_AIM_
Check the listing below line by line and report how many lines hold "vehicle", with no other words.

_THE DATA_
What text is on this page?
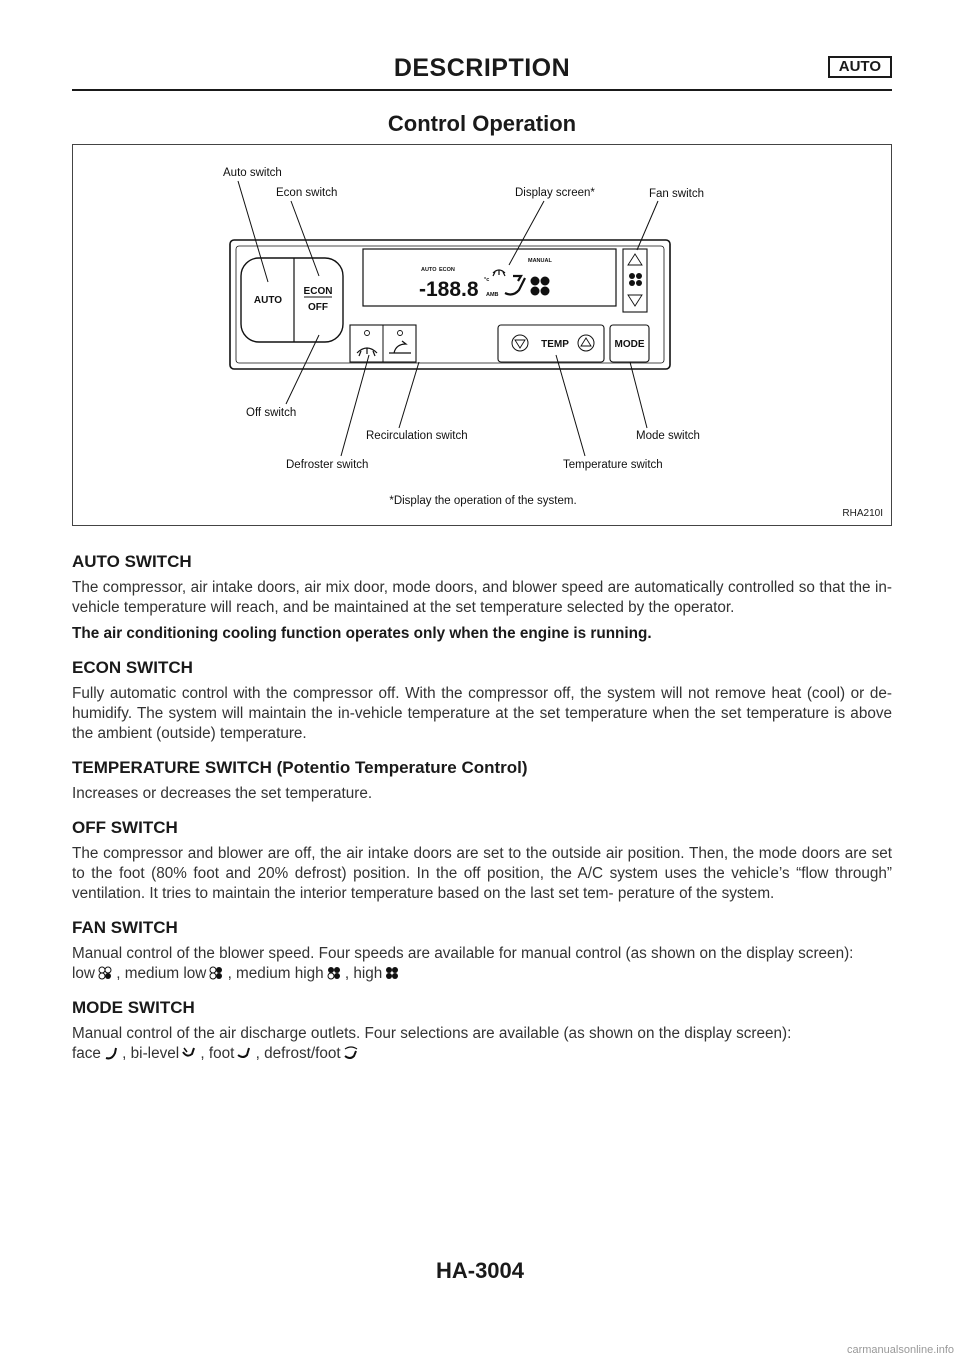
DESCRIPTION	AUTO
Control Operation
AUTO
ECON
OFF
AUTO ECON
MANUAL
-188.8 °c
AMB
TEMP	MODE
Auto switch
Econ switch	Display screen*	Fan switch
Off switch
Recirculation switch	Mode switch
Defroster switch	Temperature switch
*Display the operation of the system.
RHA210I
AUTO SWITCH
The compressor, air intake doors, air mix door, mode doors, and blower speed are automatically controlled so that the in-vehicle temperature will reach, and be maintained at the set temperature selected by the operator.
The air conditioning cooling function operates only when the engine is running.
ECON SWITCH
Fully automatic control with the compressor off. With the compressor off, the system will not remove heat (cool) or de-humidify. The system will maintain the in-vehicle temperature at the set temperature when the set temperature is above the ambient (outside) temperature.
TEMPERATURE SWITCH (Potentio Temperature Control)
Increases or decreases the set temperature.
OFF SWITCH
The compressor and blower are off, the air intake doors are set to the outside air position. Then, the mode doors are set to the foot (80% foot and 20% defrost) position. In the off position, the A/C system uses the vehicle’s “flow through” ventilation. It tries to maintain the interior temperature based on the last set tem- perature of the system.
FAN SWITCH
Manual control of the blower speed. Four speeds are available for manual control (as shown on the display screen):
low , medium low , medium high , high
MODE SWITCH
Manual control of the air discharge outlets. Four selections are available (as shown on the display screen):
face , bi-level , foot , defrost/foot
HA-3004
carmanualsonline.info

_CORRECT RESPONSE_
3